[Start Entries supplied]

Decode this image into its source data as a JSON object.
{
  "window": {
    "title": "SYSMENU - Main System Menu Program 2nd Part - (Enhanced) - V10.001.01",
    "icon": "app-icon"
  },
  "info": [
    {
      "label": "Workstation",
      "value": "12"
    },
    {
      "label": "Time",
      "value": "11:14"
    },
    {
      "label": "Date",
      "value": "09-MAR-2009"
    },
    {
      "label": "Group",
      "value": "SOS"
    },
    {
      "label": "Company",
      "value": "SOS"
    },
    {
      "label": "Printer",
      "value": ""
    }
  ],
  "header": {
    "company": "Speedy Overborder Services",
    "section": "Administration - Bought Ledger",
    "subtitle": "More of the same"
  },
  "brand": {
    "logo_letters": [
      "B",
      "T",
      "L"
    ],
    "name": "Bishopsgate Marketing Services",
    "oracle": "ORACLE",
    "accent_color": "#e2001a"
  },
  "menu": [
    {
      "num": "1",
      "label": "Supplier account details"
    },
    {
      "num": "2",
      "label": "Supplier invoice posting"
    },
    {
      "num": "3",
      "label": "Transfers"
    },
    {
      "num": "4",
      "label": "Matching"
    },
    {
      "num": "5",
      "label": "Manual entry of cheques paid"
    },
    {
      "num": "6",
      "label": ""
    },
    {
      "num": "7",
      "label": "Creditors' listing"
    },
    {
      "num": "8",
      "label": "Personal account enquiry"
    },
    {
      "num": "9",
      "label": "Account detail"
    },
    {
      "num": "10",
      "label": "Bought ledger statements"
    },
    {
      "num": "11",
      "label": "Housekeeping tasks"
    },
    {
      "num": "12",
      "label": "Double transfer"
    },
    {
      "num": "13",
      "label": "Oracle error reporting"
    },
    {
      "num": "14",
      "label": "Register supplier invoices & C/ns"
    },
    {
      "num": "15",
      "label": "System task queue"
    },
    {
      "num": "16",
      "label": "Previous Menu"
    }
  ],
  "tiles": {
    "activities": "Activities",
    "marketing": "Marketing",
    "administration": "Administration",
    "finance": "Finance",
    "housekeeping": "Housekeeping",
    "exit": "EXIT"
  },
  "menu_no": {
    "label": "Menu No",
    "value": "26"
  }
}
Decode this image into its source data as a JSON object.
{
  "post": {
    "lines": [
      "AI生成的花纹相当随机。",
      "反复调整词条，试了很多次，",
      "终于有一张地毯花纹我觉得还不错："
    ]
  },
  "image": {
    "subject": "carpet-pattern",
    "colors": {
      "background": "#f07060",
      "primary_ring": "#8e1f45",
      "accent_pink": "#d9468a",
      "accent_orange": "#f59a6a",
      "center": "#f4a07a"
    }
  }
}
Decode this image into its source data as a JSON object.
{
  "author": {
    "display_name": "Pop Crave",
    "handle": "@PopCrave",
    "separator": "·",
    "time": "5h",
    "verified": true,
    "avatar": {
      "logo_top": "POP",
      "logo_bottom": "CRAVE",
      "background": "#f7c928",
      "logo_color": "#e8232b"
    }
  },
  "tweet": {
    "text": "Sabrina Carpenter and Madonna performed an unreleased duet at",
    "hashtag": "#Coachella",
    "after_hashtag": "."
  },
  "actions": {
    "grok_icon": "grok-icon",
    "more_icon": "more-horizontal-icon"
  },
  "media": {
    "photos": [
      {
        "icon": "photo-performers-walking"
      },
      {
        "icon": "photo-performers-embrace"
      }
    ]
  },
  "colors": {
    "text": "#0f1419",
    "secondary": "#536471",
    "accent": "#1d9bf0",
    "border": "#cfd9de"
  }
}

[End Entries supplied]

Required task -> Give back the data above exactly as it appears.

Response below ->
Decode this image into its source data as a JSON object.
{
  "window": {
    "title": "SYSMENU - Main System Menu Program 2nd Part - (Enhanced) - V10.001.01",
    "icon": "app-icon"
  },
  "info": [
    {
      "label": "Workstation",
      "value": "12"
    },
    {
      "label": "Time",
      "value": "11:14"
    },
    {
      "label": "Date",
      "value": "09-MAR-2009"
    },
    {
      "label": "Group",
      "value": "SOS"
    },
    {
      "label": "Company",
      "value": "SOS"
    },
    {
      "label": "Printer",
      "value": ""
    }
  ],
  "header": {
    "company": "Speedy Overborder Services",
    "section": "Administration - Bought Ledger",
    "subtitle": "More of the same"
  },
  "brand": {
    "logo_letters": [
      "B",
      "T",
      "L"
    ],
    "name": "Bishopsgate Marketing Services",
    "oracle": "ORACLE",
    "accent_color": "#e2001a"
  },
  "menu": [
    {
      "num": "1",
      "label": "Supplier account details"
    },
    {
      "num": "2",
      "label": "Supplier invoice posting"
    },
    {
      "num": "3",
      "label": "Transfers"
    },
    {
      "num": "4",
      "label": "Matching"
    },
    {
      "num": "5",
      "label": "Manual entry of cheques paid"
    },
    {
      "num": "6",
      "label": ""
    },
    {
      "num": "7",
      "label": "Creditors' listing"
    },
    {
      "num": "8",
      "label": "Personal account enquiry"
    },
    {
      "num": "9",
      "label": "Account detail"
    },
    {
      "num": "10",
      "label": "Bought ledger statements"
    },
    {
      "num": "11",
      "label": "Housekeeping tasks"
    },
    {
      "num": "12",
      "label": "Double transfer"
    },
    {
      "num": "13",
      "label": "Oracle error reporting"
    },
    {
      "num": "14",
      "label": "Register supplier invoices & C/ns"
    },
    {
      "num": "15",
      "label": "System task queue"
    },
    {
      "num": "16",
      "label": "Previous Menu"
    }
  ],
  "tiles": {
    "activities": "Activities",
    "marketing": "Marketing",
    "administration": "Administration",
    "finance": "Finance",
    "housekeeping": "Housekeeping",
    "exit": "EXIT"
  },
  "menu_no": {
    "label": "Menu No",
    "value": "26"
  }
}
Decode this image into its source data as a JSON object.
{
  "post": {
    "lines": [
      "AI生成的花纹相当随机。",
      "反复调整词条，试了很多次，",
      "终于有一张地毯花纹我觉得还不错："
    ]
  },
  "image": {
    "subject": "carpet-pattern",
    "colors": {
      "background": "#f07060",
      "primary_ring": "#8e1f45",
      "accent_pink": "#d9468a",
      "accent_orange": "#f59a6a",
      "center": "#f4a07a"
    }
  }
}
Decode this image into its source data as a JSON object.
{
  "author": {
    "display_name": "Pop Crave",
    "handle": "@PopCrave",
    "separator": "·",
    "time": "5h",
    "verified": true,
    "avatar": {
      "logo_top": "POP",
      "logo_bottom": "CRAVE",
      "background": "#f7c928",
      "logo_color": "#e8232b"
    }
  },
  "tweet": {
    "text": "Sabrina Carpenter and Madonna performed an unreleased duet at",
    "hashtag": "#Coachella",
    "after_hashtag": "."
  },
  "actions": {
    "grok_icon": "grok-icon",
    "more_icon": "more-horizontal-icon"
  },
  "media": {
    "photos": [
      {
        "icon": "photo-performers-walking"
      },
      {
        "icon": "photo-performers-embrace"
      }
    ]
  },
  "colors": {
    "text": "#0f1419",
    "secondary": "#536471",
    "accent": "#1d9bf0",
    "border": "#cfd9de"
  }
}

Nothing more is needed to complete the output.